> _Problem details_
Tally the lines that include the word "stored" and reply with nothing but the total.

> _Extracted entries_
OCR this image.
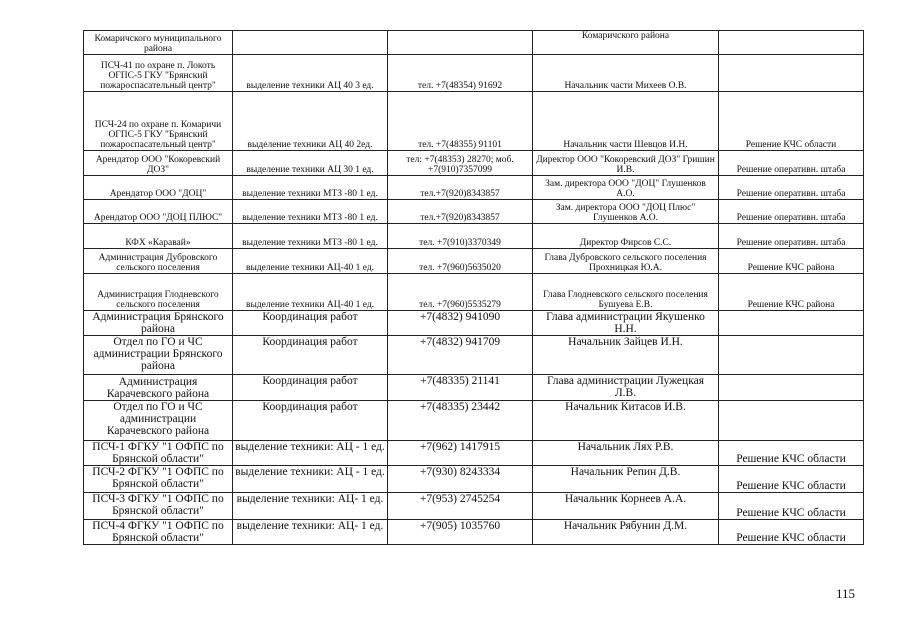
Комаричского муниципального района			Комаричского района	
ПСЧ-41 по охране п. Локоть ОГПС-5 ГКУ "Брянский пожароспасательный центр"	выделение техники АЦ 40 3 ед.	тел. +7(48354) 91692	Начальник части Михеев О.В.	
ПСЧ-24 по охране п. Комаричи ОГПС-5 ГКУ "Брянский пожароспасательный центр"	выделение техники АЦ 40 2ед.	тел. +7(48355) 91101	Начальник части Шевцов И.Н.	Решение КЧС области
Арендатор ООО "Кокоревский ДОЗ"	выделение техники АЦ 30 1 ед.	тел: +7(48353) 28270; моб. +7(910)7357099	Директор ООО "Кокоревский ДОЗ" Гришин И.В.	Решение оперативн. штаба
Арендатор ООО "ДОЦ"	выделение техники МТЗ -80 1 ед.	тел.+7(920)8343857	Зам. директора ООО "ДОЦ" Глушенков А.О.	Решение оперативн. штаба
Арендатор ООО "ДОЦ ПЛЮС"	выделение техники МТЗ -80 1 ед.	тел.+7(920)8343857	Зам. директора ООО "ДОЦ Плюс" Глушенков А.О.	Решение оперативн. штаба
КФХ «Каравай»	выделение техники МТЗ -80 1 ед.	тел. +7(910)3370349	Директор Фирсов С.С.	Решение оперативн. штаба
Администрация Дубровского сельского поселения	выделение техники АЦ-40 1 ед.	тел. +7(960)5635020	Глава Дубровского сельского поселения Прохницкая Ю.А.	Решение КЧС района
Администрация Глодневского сельского поселения	выделение техники АЦ-40 1 ед.	тел. +7(960)5535279	Глава Глодневского сельского поселения Бушуева Е.В.	Решение КЧС района
Администрация Брянского района	Координация работ	+7(4832) 941090	Глава администрации Якушенко Н.Н.	
Отдел по ГО и ЧС администрации Брянского района	Координация работ	+7(4832) 941709	Начальник Зайцев И.Н.	
Администрация Карачевского района	Координация работ	+7(48335) 21141	Глава администрации Лужецкая Л.В.	
Отдел по ГО и ЧС администрации Карачевского района	Координация работ	+7(48335) 23442	Начальник Китасов И.В.	
ПСЧ-1 ФГКУ "1 ОФПС по Брянской области"	выделение техники: АЦ - 1 ед.	+7(962) 1417915	Начальник Лях Р.В.	Решение КЧС области
ПСЧ-2 ФГКУ "1 ОФПС по Брянской области"	выделение техники: АЦ - 1 ед.	+7(930) 8243334	Начальник Репин Д.В.	Решение КЧС области
ПСЧ-3 ФГКУ "1 ОФПС по Брянской области"	выделение техники: АЦ- 1 ед.	+7(953) 2745254	Начальник Корнеев А.А.	Решение КЧС области
ПСЧ-4 ФГКУ "1 ОФПС по Брянской области"	выделение техники: АЦ- 1 ед.	+7(905) 1035760	Начальник Рябунин Д.М.	Решение КЧС области
115
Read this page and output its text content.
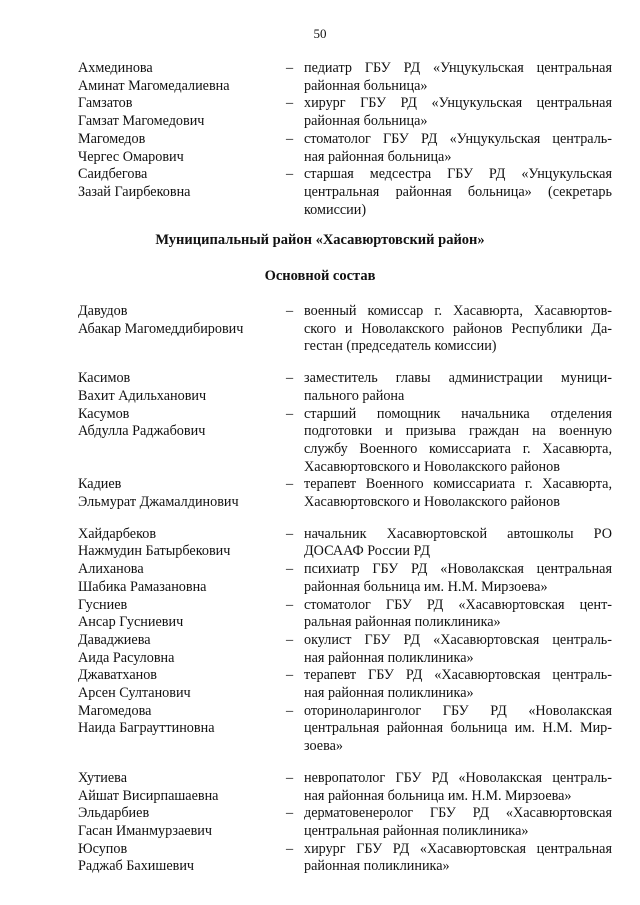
50
Ахмединова
Аминат Магомедалиевна
– педиатр ГБУ РД «Унцукульская центральная
районная больница»
Гамзатов
Гамзат Магомедович
– хирург ГБУ РД «Унцукульская центральная
районная больница»
Магомедов
Чергес Омарович
– стоматолог ГБУ РД «Унцукульская централь-
ная районная больница»
Саидбегова
Зазай Гаирбековна
– старшая медсестра ГБУ РД «Унцукульская
центральная районная больница» (секретарь
комиссии)
Муниципальный район «Хасавюртовский район»
Основной состав
Давудов
Абакар Магомеддибирович
– военный комиссар г. Хасавюрта, Хасавюртов-
ского и Новолакского районов Республики Да-
гестан (председатель комиссии)
Касимов
Вахит Адильханович
– заместитель главы администрации муници-
пального района
Касумов
Абдулла Раджабович
– старший помощник начальника отделения
подготовки и призыва граждан на военную
службу Военного комиссариата г. Хасавюрта,
Хасавюртовского и Новолакского районов
Кадиев
Эльмурат Джамалдинович
– терапевт Военного комиссариата г. Хасавюрта,
Хасавюртовского и Новолакского районов
Хайдарбеков
Нажмудин Батырбекович
– начальник Хасавюртовской автошколы РО
ДОСААФ России РД
Алиханова
Шабика Рамазановна
– психиатр ГБУ РД «Новолакская центральная
районная больница им. Н.М. Мирзоева»
Гусниев
Ансар Гусниевич
– стоматолог ГБУ РД «Хасавюртовская цент-
ральная районная поликлиника»
Даваджиева
Аида Расуловна
– окулист ГБУ РД «Хасавюртовская централь-
ная районная поликлиника»
Джаватханов
Арсен Султанович
– терапевт ГБУ РД «Хасавюртовская централь-
ная районная поликлиника»
Магомедова
Наида Баграуттиновна
– оториноларинголог ГБУ РД «Новолакская
центральная районная больница им. Н.М. Мир-
зоева»
Хутиева
Айшат Висирпашаевна
– невропатолог ГБУ РД «Новолакская централь-
ная районная больница им. Н.М. Мирзоева»
Эльдарбиев
Гасан Иманмурзаевич
– дерматовенеролог ГБУ РД «Хасавюртовская
центральная районная поликлиника»
Юсупов
Раджаб Бахишевич
– хирург ГБУ РД «Хасавюртовская центральная
районная поликлиника»
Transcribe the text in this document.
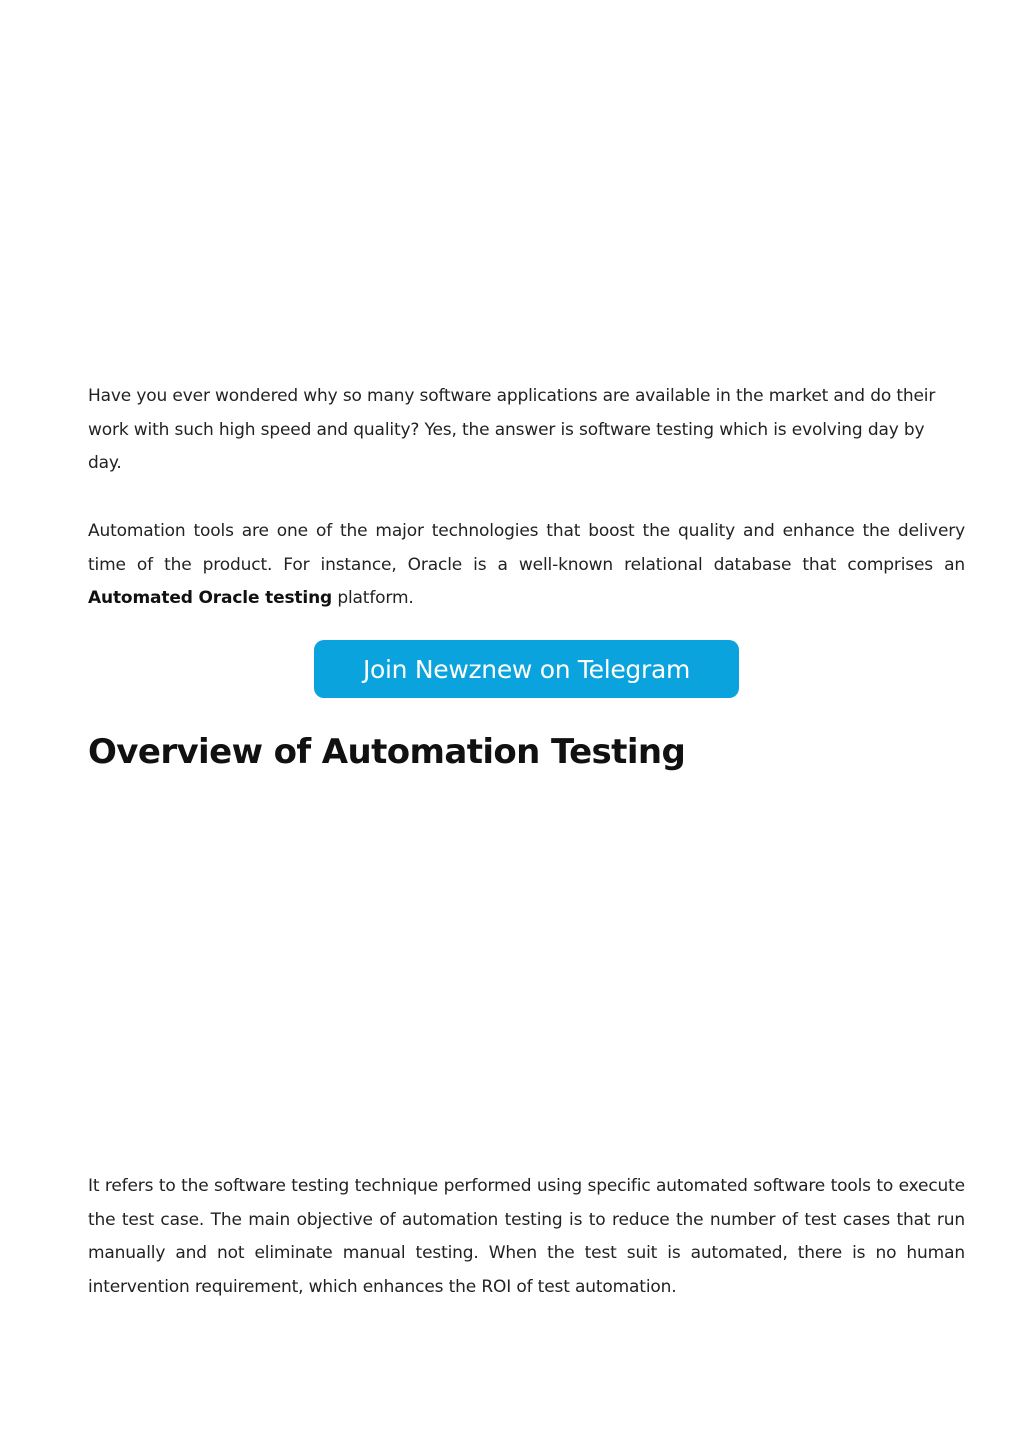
Have you ever wondered why so many software applications are available in the market and do their work with such high speed and quality? Yes, the answer is software testing which is evolving day by day.

Automation tools are one of the major technologies that boost the quality and enhance the delivery time of the product. For instance, Oracle is a well-known relational database that comprises an Automated Oracle testing platform.

Join Newznew on Telegram
Overview of Automation Testing

It refers to the software testing technique performed using specific automated software tools to execute the test case. The main objective of automation testing is to reduce the number of test cases that run manually and not eliminate manual testing. When the test suit is automated, there is no human intervention requirement, which enhances the ROI of test automation.
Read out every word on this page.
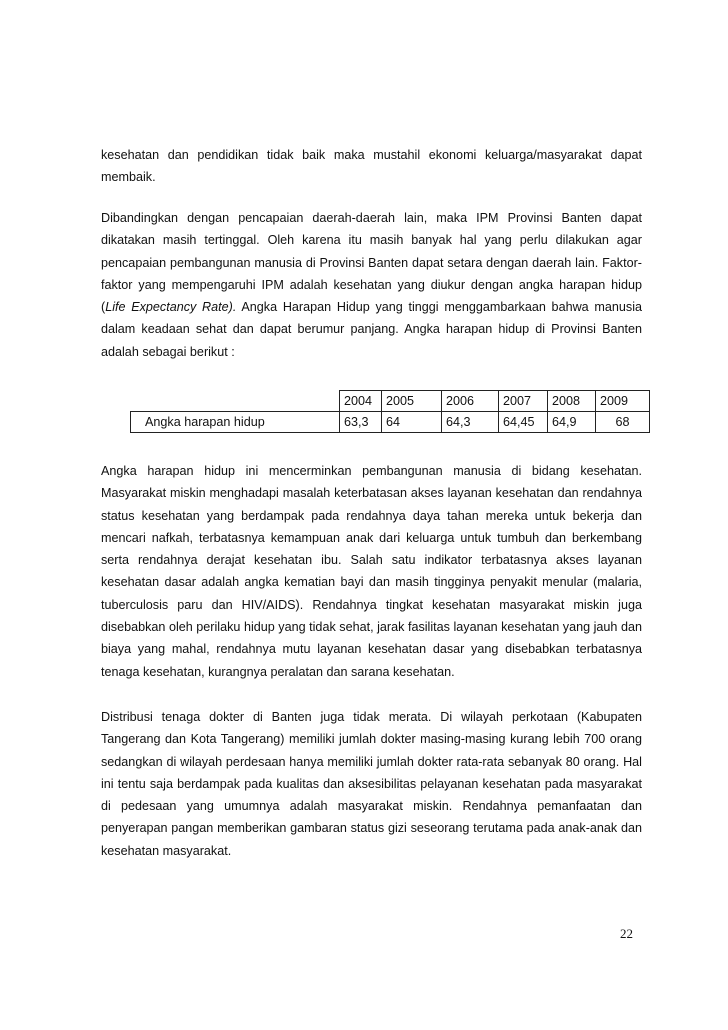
kesehatan dan pendidikan tidak baik maka mustahil ekonomi keluarga/masyarakat dapat membaik.

Dibandingkan dengan pencapaian daerah-daerah lain, maka IPM Provinsi Banten dapat dikatakan masih tertinggal. Oleh karena itu masih banyak hal yang perlu dilakukan agar pencapaian pembangunan manusia di Provinsi Banten dapat setara dengan daerah lain. Faktor-faktor yang mempengaruhi IPM adalah kesehatan yang diukur dengan angka harapan hidup (Life Expectancy Rate). Angka Harapan Hidup yang tinggi menggambarkaan bahwa manusia dalam keadaan sehat dan dapat berumur panjang. Angka harapan hidup di Provinsi Banten adalah sebagai berikut :

	2004	2005	2006	2007	2008	2009
Angka harapan hidup	63,3	64	64,3	64,45	64,9	68

Angka harapan hidup ini mencerminkan pembangunan manusia di bidang kesehatan. Masyarakat miskin menghadapi masalah keterbatasan akses layanan kesehatan dan rendahnya status kesehatan yang berdampak pada rendahnya daya tahan mereka untuk bekerja dan mencari nafkah, terbatasnya kemampuan anak dari keluarga untuk tumbuh dan berkembang serta rendahnya derajat kesehatan ibu. Salah satu indikator terbatasnya akses layanan kesehatan dasar adalah angka kematian bayi dan masih tingginya penyakit menular (malaria, tuberculosis paru dan HIV/AIDS). Rendahnya tingkat kesehatan masyarakat miskin juga disebabkan oleh perilaku hidup yang tidak sehat, jarak fasilitas layanan kesehatan yang jauh dan biaya yang mahal, rendahnya mutu layanan kesehatan dasar yang disebabkan terbatasnya tenaga kesehatan, kurangnya peralatan dan sarana kesehatan.

Distribusi tenaga dokter di Banten juga tidak merata. Di wilayah perkotaan (Kabupaten Tangerang dan Kota Tangerang) memiliki jumlah dokter masing-masing kurang lebih 700 orang sedangkan di wilayah perdesaan hanya memiliki jumlah dokter rata-rata sebanyak 80 orang. Hal ini tentu saja berdampak pada kualitas dan aksesibilitas pelayanan kesehatan pada masyarakat di pedesaan yang umumnya adalah masyarakat miskin. Rendahnya pemanfaatan dan penyerapan pangan memberikan gambaran status gizi seseorang terutama pada anak-anak dan kesehatan masyarakat.

22
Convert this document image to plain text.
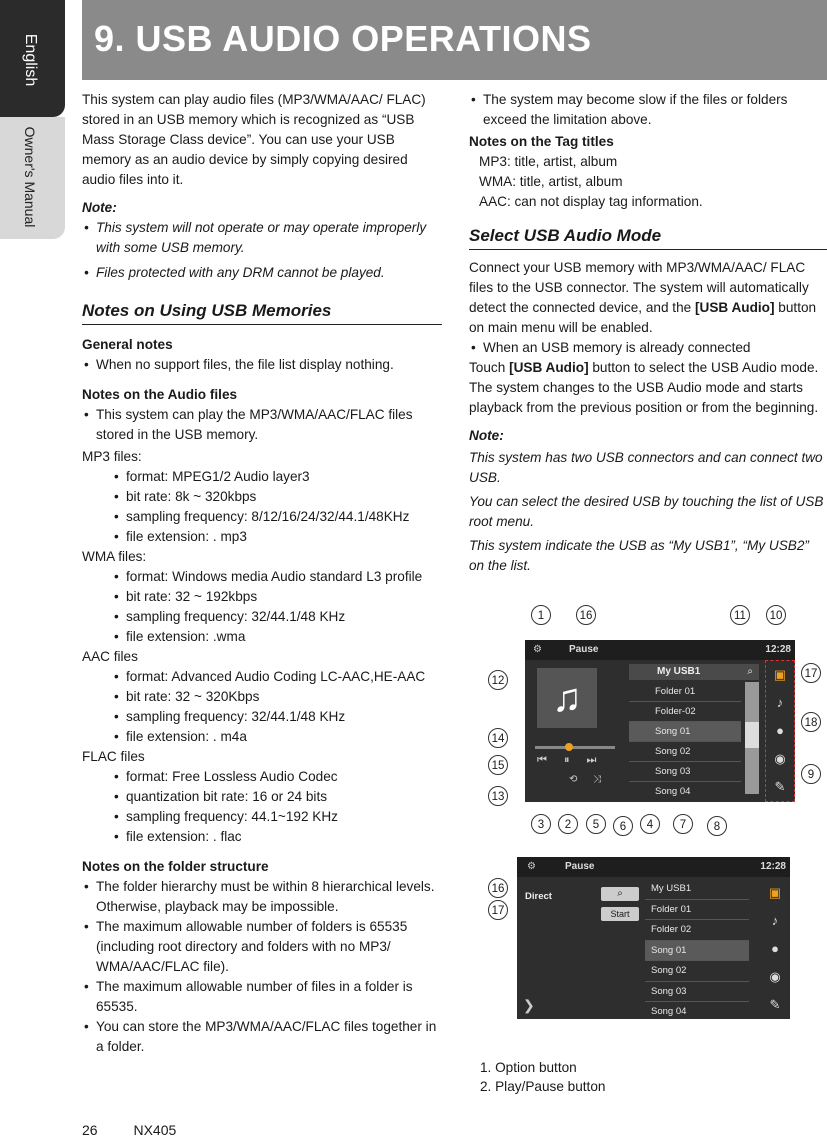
English
Owner's Manual
9. USB AUDIO OPERATIONS

This system can play audio files (MP3/WMA/AAC/ FLAC) stored in an USB memory which is recognized as “USB Mass Storage Class device”. You can use your USB memory as an audio device by simply copying desired audio files into it.

Note:

• This system will not operate or may operate improperly with some USB memory.

• Files protected with any DRM cannot be played.

Notes on Using USB Memories

General notes

• When no support files, the file list display nothing.

Notes on the Audio files

• This system can play the MP3/WMA/AAC/FLAC files stored in the USB memory.

MP3 files:

• format: MPEG1/2 Audio layer3

• bit rate: 8k ~ 320kbps

• sampling frequency: 8/12/16/24/32/44.1/48KHz

• file extension: . mp3

WMA files:

• format: Windows media Audio standard L3 profile

• bit rate: 32 ~ 192kbps

• sampling frequency: 32/44.1/48 KHz

• file extension: .wma

AAC files

• format: Advanced Audio Coding LC-AAC,HE-AAC

• bit rate: 32 ~ 320Kbps

• sampling frequency: 32/44.1/48 KHz

• file extension: . m4a

FLAC files

• format: Free Lossless Audio Codec

• quantization bit rate: 16 or 24 bits

• sampling frequency: 44.1~192 KHz

• file extension: . flac

Notes on the folder structure

• The folder hierarchy must be within 8 hierarchical levels. Otherwise, playback may be impossible.

• The maximum allowable number of folders is 65535 (including root directory and folders with no MP3/ WMA/AAC/FLAC file).

• The maximum allowable number of files in a folder is 65535.

• You can store the MP3/WMA/AAC/FLAC files together in a folder.

• The system may become slow if the files or folders exceed the limitation above.

Notes on the Tag titles

MP3: title, artist, album

WMA: title, artist, album

AAC: can not display tag information.

Select USB Audio Mode

Connect your USB memory with MP3/WMA/AAC/ FLAC files to the USB connector. The system will automatically detect the connected device, and the [USB Audio] button on main menu will be enabled.

• When an USB memory is already connected

Touch [USB Audio] button to select the USB Audio mode.

The system changes to the USB Audio mode and starts playback from the previous position or from the beginning.

Note:

This system has two USB connectors and can connect two USB.

You can select the desired USB by touching the list of USB root menu.

This system indicate the USB as “My USB1”, “My USB2” on the list.

⚙	Pause	12:28
♫
⏮ ⏸ ⏭
⟲ ⤨
My USB1	⌕
Folder 01
Folder-02
Song 01
Song 02
Song 03
Song 04
▣
♪
●
◉
✎
1	16	11	10
12
17
14
18
15
9
13
3	2	5	6	4	7	8
⚙	Pause	12:28
Direct	⌕
Start
❯
My USB1
Folder 01
Folder 02
Song 01
Song 02
Song 03
Song 04
▣
♪
●
◉
✎
16
17
1. Option button
2. Play/Pause button
26	NX405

> _Answer to the exercise_
2